> _Instructions to follow_: Every line containing the word "false" needs to be found and copied.

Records
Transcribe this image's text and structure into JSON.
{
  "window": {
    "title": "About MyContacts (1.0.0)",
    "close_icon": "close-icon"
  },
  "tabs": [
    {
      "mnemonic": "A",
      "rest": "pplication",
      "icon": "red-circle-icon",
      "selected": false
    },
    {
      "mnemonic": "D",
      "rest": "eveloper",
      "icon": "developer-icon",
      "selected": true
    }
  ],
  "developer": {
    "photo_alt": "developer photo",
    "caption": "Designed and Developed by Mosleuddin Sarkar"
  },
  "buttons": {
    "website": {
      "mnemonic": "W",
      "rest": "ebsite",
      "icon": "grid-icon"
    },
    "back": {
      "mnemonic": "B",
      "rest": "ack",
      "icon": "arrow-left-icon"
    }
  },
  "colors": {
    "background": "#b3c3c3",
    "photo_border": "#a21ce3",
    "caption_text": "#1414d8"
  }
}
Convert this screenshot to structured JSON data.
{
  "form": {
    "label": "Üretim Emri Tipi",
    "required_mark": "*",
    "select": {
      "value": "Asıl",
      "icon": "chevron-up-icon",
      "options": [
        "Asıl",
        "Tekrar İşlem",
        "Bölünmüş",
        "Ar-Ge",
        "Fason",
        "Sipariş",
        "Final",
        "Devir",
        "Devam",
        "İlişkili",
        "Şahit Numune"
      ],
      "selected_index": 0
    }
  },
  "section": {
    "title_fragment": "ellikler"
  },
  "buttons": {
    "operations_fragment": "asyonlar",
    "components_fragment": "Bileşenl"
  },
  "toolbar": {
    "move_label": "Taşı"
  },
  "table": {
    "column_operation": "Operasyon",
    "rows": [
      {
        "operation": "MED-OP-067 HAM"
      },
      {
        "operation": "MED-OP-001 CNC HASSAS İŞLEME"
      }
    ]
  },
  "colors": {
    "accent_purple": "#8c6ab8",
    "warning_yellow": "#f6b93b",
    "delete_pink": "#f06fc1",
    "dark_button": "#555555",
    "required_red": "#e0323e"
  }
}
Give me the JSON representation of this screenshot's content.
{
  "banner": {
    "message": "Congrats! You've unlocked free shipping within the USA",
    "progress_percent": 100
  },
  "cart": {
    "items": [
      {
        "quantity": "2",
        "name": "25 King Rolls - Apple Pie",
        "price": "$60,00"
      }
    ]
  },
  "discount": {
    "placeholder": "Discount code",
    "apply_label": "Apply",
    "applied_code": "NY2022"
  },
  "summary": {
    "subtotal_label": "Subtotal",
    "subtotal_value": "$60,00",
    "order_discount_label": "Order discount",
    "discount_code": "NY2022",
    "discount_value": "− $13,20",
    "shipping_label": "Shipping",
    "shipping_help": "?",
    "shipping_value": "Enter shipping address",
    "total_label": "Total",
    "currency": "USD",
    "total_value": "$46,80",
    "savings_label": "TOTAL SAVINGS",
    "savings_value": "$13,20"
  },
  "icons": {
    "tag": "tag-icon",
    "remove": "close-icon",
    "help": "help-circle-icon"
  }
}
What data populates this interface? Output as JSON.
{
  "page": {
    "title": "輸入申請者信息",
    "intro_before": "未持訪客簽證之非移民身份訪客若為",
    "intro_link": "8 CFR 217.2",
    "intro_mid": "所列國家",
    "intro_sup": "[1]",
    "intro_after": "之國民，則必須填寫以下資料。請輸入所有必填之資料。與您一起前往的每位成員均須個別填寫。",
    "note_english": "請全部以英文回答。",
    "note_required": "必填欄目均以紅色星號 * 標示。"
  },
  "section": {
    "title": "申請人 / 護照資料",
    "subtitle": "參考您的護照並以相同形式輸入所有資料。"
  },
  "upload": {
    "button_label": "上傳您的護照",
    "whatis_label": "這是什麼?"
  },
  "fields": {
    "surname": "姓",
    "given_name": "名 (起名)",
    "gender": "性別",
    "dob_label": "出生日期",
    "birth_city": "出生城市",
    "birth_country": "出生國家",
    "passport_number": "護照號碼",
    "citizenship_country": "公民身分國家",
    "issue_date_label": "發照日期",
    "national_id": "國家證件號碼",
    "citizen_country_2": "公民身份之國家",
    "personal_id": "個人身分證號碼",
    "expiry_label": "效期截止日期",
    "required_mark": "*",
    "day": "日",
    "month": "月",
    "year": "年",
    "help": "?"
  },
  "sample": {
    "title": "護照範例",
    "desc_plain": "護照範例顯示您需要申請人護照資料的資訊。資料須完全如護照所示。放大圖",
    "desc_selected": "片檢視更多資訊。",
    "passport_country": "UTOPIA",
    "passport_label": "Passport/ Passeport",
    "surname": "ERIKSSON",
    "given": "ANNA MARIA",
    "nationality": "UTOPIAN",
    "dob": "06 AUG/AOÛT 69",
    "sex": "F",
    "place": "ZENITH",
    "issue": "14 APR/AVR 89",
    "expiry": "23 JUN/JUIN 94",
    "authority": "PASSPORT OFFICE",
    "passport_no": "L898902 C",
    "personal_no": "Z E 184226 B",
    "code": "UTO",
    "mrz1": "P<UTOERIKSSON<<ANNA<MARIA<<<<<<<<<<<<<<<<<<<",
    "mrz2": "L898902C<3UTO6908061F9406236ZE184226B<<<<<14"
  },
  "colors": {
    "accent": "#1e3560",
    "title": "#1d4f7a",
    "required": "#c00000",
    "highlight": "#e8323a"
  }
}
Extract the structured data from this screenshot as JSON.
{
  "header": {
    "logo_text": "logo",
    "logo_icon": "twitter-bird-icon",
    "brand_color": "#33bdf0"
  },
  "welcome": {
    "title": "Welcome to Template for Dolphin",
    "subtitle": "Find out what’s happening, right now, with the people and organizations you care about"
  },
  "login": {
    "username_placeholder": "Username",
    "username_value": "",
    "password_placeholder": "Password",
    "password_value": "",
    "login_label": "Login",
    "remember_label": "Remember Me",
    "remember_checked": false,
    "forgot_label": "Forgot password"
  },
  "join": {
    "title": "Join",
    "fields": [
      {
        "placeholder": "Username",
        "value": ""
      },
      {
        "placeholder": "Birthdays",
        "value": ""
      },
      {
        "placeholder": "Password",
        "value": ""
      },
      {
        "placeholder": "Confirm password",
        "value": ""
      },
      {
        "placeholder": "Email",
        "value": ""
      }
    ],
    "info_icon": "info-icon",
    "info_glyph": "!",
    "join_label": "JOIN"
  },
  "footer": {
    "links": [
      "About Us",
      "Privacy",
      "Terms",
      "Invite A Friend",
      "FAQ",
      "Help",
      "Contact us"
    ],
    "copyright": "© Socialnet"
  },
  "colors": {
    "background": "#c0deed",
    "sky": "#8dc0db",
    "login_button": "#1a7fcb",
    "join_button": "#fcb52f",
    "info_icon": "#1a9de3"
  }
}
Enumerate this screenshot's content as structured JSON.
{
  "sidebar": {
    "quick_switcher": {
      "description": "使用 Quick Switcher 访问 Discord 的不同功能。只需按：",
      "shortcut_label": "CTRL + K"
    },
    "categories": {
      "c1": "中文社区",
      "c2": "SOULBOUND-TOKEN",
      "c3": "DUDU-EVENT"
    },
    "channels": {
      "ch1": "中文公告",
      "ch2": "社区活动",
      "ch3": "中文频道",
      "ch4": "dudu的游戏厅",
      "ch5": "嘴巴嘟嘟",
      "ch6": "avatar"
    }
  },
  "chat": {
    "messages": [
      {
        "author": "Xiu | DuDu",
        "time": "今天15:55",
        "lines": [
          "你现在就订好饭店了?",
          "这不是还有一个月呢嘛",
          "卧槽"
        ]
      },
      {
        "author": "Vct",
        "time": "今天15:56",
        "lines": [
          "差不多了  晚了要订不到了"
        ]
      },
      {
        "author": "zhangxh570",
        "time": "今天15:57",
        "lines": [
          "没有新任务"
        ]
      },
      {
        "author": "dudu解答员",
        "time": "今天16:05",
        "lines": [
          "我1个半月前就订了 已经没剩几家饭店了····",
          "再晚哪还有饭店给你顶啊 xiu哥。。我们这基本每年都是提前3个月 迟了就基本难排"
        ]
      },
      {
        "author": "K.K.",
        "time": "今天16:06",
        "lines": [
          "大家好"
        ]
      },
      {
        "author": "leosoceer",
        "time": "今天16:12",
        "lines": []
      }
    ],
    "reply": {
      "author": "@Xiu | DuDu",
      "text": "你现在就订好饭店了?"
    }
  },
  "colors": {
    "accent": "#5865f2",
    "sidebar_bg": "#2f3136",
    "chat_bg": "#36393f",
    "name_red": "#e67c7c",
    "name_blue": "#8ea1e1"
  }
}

> _Task solution_:
      "selected": false
    "remember_checked": false,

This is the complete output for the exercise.